INSTRUCTIONS TO FOLLOW: Each entry below is to be extracted exactly.

## Begin DATASET CONTENT

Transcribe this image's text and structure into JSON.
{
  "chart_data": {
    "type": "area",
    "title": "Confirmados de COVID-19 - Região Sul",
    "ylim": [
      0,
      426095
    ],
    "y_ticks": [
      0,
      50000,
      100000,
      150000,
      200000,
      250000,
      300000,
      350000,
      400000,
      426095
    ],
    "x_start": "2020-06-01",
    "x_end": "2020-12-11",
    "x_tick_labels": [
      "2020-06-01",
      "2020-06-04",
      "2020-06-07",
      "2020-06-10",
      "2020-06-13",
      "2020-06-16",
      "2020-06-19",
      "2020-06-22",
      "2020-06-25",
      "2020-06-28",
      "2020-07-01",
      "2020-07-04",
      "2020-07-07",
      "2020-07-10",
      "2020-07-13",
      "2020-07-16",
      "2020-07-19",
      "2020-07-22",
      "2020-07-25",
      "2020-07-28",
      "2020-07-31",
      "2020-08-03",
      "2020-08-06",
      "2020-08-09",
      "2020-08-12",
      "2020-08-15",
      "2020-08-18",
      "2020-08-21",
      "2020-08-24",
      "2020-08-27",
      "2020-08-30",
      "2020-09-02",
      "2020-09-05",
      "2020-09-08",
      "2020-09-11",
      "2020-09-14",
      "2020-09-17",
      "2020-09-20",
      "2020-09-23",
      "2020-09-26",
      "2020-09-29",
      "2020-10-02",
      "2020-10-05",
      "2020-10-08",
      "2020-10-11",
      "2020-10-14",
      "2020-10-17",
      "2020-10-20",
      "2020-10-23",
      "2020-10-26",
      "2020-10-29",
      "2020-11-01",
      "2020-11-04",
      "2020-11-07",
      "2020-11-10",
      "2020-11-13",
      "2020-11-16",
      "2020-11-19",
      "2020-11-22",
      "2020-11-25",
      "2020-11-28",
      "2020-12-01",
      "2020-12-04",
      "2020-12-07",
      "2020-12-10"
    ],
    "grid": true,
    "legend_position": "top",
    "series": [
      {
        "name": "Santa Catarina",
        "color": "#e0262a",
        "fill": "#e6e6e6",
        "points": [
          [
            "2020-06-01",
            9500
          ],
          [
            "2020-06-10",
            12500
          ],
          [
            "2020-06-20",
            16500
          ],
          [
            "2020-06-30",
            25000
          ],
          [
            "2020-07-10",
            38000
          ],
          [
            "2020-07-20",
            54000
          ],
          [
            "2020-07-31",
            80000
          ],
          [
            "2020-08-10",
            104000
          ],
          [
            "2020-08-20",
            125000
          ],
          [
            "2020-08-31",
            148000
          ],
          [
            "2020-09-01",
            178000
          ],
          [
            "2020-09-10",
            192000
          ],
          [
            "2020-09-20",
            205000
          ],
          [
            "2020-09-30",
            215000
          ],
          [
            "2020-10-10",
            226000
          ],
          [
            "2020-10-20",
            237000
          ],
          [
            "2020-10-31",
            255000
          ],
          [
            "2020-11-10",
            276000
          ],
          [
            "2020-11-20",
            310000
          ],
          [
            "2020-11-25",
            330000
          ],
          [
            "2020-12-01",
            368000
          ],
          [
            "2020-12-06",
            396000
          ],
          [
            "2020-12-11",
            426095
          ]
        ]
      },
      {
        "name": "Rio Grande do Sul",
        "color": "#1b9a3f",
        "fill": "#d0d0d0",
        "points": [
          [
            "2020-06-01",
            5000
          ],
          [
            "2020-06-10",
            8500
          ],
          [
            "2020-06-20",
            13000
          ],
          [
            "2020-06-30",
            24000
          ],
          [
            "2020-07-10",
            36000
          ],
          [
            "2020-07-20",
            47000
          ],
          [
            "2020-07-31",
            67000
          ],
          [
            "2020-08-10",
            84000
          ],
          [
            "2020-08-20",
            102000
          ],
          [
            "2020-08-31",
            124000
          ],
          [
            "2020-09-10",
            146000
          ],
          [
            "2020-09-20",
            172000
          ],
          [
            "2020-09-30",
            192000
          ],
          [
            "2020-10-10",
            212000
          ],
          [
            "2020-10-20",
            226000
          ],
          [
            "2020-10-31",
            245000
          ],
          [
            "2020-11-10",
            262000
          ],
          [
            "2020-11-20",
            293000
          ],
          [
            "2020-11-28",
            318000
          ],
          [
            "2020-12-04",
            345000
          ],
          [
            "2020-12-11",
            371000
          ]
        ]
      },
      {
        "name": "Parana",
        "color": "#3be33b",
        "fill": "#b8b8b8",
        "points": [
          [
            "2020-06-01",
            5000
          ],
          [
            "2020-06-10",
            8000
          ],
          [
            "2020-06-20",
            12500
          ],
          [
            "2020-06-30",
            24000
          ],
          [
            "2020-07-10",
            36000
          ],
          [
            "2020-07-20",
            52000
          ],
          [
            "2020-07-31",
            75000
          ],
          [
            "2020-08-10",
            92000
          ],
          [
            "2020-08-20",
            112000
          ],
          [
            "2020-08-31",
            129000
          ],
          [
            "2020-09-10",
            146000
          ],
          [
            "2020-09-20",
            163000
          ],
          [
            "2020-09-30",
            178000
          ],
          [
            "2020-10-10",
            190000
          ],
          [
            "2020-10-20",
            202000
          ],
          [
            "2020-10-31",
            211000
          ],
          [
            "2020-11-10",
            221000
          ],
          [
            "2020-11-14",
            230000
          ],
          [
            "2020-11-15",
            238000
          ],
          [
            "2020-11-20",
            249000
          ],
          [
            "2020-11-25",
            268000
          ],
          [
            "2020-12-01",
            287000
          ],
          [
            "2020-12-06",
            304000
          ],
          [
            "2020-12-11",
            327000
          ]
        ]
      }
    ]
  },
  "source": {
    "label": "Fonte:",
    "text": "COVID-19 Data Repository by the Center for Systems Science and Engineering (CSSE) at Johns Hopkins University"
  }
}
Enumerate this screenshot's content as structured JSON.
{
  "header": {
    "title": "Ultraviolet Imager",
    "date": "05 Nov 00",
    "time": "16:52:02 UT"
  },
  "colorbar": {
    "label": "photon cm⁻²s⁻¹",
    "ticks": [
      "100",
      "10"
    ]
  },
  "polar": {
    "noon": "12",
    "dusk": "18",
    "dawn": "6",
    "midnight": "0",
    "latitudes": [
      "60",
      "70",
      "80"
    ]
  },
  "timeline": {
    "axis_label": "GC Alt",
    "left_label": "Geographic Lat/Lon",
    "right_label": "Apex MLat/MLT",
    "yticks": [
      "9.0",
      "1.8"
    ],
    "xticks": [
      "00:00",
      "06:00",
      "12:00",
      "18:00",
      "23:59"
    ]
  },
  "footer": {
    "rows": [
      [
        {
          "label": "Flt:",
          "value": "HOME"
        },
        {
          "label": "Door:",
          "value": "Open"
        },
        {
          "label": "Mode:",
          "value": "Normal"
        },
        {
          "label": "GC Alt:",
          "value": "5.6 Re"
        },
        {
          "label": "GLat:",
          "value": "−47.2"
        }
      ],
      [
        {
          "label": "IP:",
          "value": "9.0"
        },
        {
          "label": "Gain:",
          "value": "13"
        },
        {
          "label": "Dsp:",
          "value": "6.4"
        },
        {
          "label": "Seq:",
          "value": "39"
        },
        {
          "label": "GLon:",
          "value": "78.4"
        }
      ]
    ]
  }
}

## End DATASET CONTENT

CORRECT OUTPUT:
Transcribe this image's text and structure into JSON.
{
  "chart_data": {
    "type": "area",
    "title": "Confirmados de COVID-19 - Região Sul",
    "ylim": [
      0,
      426095
    ],
    "y_ticks": [
      0,
      50000,
      100000,
      150000,
      200000,
      250000,
      300000,
      350000,
      400000,
      426095
    ],
    "x_start": "2020-06-01",
    "x_end": "2020-12-11",
    "x_tick_labels": [
      "2020-06-01",
      "2020-06-04",
      "2020-06-07",
      "2020-06-10",
      "2020-06-13",
      "2020-06-16",
      "2020-06-19",
      "2020-06-22",
      "2020-06-25",
      "2020-06-28",
      "2020-07-01",
      "2020-07-04",
      "2020-07-07",
      "2020-07-10",
      "2020-07-13",
      "2020-07-16",
      "2020-07-19",
      "2020-07-22",
      "2020-07-25",
      "2020-07-28",
      "2020-07-31",
      "2020-08-03",
      "2020-08-06",
      "2020-08-09",
      "2020-08-12",
      "2020-08-15",
      "2020-08-18",
      "2020-08-21",
      "2020-08-24",
      "2020-08-27",
      "2020-08-30",
      "2020-09-02",
      "2020-09-05",
      "2020-09-08",
      "2020-09-11",
      "2020-09-14",
      "2020-09-17",
      "2020-09-20",
      "2020-09-23",
      "2020-09-26",
      "2020-09-29",
      "2020-10-02",
      "2020-10-05",
      "2020-10-08",
      "2020-10-11",
      "2020-10-14",
      "2020-10-17",
      "2020-10-20",
      "2020-10-23",
      "2020-10-26",
      "2020-10-29",
      "2020-11-01",
      "2020-11-04",
      "2020-11-07",
      "2020-11-10",
      "2020-11-13",
      "2020-11-16",
      "2020-11-19",
      "2020-11-22",
      "2020-11-25",
      "2020-11-28",
      "2020-12-01",
      "2020-12-04",
      "2020-12-07",
      "2020-12-10"
    ],
    "grid": true,
    "legend_position": "top",
    "series": [
      {
        "name": "Santa Catarina",
        "color": "#e0262a",
        "fill": "#e6e6e6",
        "points": [
          [
            "2020-06-01",
            9500
          ],
          [
            "2020-06-10",
            12500
          ],
          [
            "2020-06-20",
            16500
          ],
          [
            "2020-06-30",
            25000
          ],
          [
            "2020-07-10",
            38000
          ],
          [
            "2020-07-20",
            54000
          ],
          [
            "2020-07-31",
            80000
          ],
          [
            "2020-08-10",
            104000
          ],
          [
            "2020-08-20",
            125000
          ],
          [
            "2020-08-31",
            148000
          ],
          [
            "2020-09-01",
            178000
          ],
          [
            "2020-09-10",
            192000
          ],
          [
            "2020-09-20",
            205000
          ],
          [
            "2020-09-30",
            215000
          ],
          [
            "2020-10-10",
            226000
          ],
          [
            "2020-10-20",
            237000
          ],
          [
            "2020-10-31",
            255000
          ],
          [
            "2020-11-10",
            276000
          ],
          [
            "2020-11-20",
            310000
          ],
          [
            "2020-11-25",
            330000
          ],
          [
            "2020-12-01",
            368000
          ],
          [
            "2020-12-06",
            396000
          ],
          [
            "2020-12-11",
            426095
          ]
        ]
      },
      {
        "name": "Rio Grande do Sul",
        "color": "#1b9a3f",
        "fill": "#d0d0d0",
        "points": [
          [
            "2020-06-01",
            5000
          ],
          [
            "2020-06-10",
            8500
          ],
          [
            "2020-06-20",
            13000
          ],
          [
            "2020-06-30",
            24000
          ],
          [
            "2020-07-10",
            36000
          ],
          [
            "2020-07-20",
            47000
          ],
          [
            "2020-07-31",
            67000
          ],
          [
            "2020-08-10",
            84000
          ],
          [
            "2020-08-20",
            102000
          ],
          [
            "2020-08-31",
            124000
          ],
          [
            "2020-09-10",
            146000
          ],
          [
            "2020-09-20",
            172000
          ],
          [
            "2020-09-30",
            192000
          ],
          [
            "2020-10-10",
            212000
          ],
          [
            "2020-10-20",
            226000
          ],
          [
            "2020-10-31",
            245000
          ],
          [
            "2020-11-10",
            262000
          ],
          [
            "2020-11-20",
            293000
          ],
          [
            "2020-11-28",
            318000
          ],
          [
            "2020-12-04",
            345000
          ],
          [
            "2020-12-11",
            371000
          ]
        ]
      },
      {
        "name": "Parana",
        "color": "#3be33b",
        "fill": "#b8b8b8",
        "points": [
          [
            "2020-06-01",
            5000
          ],
          [
            "2020-06-10",
            8000
          ],
          [
            "2020-06-20",
            12500
          ],
          [
            "2020-06-30",
            24000
          ],
          [
            "2020-07-10",
            36000
          ],
          [
            "2020-07-20",
            52000
          ],
          [
            "2020-07-31",
            75000
          ],
          [
            "2020-08-10",
            92000
          ],
          [
            "2020-08-20",
            112000
          ],
          [
            "2020-08-31",
            129000
          ],
          [
            "2020-09-10",
            146000
          ],
          [
            "2020-09-20",
            163000
          ],
          [
            "2020-09-30",
            178000
          ],
          [
            "2020-10-10",
            190000
          ],
          [
            "2020-10-20",
            202000
          ],
          [
            "2020-10-31",
            211000
          ],
          [
            "2020-11-10",
            221000
          ],
          [
            "2020-11-14",
            230000
          ],
          [
            "2020-11-15",
            238000
          ],
          [
            "2020-11-20",
            249000
          ],
          [
            "2020-11-25",
            268000
          ],
          [
            "2020-12-01",
            287000
          ],
          [
            "2020-12-06",
            304000
          ],
          [
            "2020-12-11",
            327000
          ]
        ]
      }
    ]
  },
  "source": {
    "label": "Fonte:",
    "text": "COVID-19 Data Repository by the Center for Systems Science and Engineering (CSSE) at Johns Hopkins University"
  }
}
Enumerate this screenshot's content as structured JSON.
{
  "header": {
    "title": "Ultraviolet Imager",
    "date": "05 Nov 00",
    "time": "16:52:02 UT"
  },
  "colorbar": {
    "label": "photon cm⁻²s⁻¹",
    "ticks": [
      "100",
      "10"
    ]
  },
  "polar": {
    "noon": "12",
    "dusk": "18",
    "dawn": "6",
    "midnight": "0",
    "latitudes": [
      "60",
      "70",
      "80"
    ]
  },
  "timeline": {
    "axis_label": "GC Alt",
    "left_label": "Geographic Lat/Lon",
    "right_label": "Apex MLat/MLT",
    "yticks": [
      "9.0",
      "1.8"
    ],
    "xticks": [
      "00:00",
      "06:00",
      "12:00",
      "18:00",
      "23:59"
    ]
  },
  "footer": {
    "rows": [
      [
        {
          "label": "Flt:",
          "value": "HOME"
        },
        {
          "label": "Door:",
          "value": "Open"
        },
        {
          "label": "Mode:",
          "value": "Normal"
        },
        {
          "label": "GC Alt:",
          "value": "5.6 Re"
        },
        {
          "label": "GLat:",
          "value": "−47.2"
        }
      ],
      [
        {
          "label": "IP:",
          "value": "9.0"
        },
        {
          "label": "Gain:",
          "value": "13"
        },
        {
          "label": "Dsp:",
          "value": "6.4"
        },
        {
          "label": "Seq:",
          "value": "39"
        },
        {
          "label": "GLon:",
          "value": "78.4"
        }
      ]
    ]
  }
}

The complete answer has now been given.